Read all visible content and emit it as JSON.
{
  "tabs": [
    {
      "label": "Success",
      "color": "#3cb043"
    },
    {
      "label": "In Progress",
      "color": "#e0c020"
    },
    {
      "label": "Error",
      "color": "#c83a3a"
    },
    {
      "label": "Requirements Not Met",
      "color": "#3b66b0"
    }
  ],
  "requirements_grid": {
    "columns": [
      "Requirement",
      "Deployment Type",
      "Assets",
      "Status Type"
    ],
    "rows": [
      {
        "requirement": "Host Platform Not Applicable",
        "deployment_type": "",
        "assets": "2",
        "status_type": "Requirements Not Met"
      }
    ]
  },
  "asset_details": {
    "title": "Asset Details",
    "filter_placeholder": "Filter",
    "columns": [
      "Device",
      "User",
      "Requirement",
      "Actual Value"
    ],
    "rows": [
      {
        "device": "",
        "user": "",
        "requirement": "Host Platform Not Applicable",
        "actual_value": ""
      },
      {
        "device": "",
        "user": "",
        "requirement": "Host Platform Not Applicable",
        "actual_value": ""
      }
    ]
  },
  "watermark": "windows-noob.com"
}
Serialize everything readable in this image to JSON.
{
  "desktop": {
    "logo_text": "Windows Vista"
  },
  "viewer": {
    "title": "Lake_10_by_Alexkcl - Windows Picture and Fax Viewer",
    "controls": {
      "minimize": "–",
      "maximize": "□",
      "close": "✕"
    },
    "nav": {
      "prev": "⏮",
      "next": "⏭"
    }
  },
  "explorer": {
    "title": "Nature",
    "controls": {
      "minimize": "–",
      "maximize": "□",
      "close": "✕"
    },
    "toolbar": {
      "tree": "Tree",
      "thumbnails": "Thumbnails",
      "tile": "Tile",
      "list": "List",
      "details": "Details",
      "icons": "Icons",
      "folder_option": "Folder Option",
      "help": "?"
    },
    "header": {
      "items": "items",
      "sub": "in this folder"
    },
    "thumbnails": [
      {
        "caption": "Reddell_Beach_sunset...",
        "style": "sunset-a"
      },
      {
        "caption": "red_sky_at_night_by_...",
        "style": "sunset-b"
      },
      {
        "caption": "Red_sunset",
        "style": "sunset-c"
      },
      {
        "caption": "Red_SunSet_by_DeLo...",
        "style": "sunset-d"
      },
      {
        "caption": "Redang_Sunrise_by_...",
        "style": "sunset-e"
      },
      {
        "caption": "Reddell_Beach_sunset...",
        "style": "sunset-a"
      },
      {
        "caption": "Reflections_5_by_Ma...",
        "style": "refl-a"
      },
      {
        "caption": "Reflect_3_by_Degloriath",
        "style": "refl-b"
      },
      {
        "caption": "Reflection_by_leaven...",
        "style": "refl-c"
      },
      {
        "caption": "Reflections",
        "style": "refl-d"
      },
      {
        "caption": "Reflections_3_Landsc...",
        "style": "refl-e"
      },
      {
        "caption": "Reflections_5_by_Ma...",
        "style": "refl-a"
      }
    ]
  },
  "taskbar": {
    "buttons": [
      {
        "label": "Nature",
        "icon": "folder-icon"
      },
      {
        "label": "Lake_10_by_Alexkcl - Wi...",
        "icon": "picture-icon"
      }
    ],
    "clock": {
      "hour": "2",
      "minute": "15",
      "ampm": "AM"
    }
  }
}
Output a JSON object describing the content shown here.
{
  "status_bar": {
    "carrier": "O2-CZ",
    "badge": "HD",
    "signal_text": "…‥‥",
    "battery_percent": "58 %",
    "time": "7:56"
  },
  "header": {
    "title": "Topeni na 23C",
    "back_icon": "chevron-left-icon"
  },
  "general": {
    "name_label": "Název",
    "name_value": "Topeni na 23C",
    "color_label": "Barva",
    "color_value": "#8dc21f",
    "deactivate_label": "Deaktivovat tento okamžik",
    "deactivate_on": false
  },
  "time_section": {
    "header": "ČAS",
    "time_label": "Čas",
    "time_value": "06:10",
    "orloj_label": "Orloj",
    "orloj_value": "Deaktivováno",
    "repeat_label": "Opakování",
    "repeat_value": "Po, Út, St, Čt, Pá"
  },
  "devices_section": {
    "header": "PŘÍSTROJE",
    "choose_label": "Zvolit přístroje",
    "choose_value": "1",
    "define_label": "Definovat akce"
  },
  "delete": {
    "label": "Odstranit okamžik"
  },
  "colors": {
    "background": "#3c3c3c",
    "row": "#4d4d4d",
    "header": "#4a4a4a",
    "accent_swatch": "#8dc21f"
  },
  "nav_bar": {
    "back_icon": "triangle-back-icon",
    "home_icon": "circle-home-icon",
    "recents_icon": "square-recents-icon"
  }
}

---*---

= Exercise prompt =
Work through the records above line by line and count those that hold the string "content". Give only the result.

= Response to this exercise =
2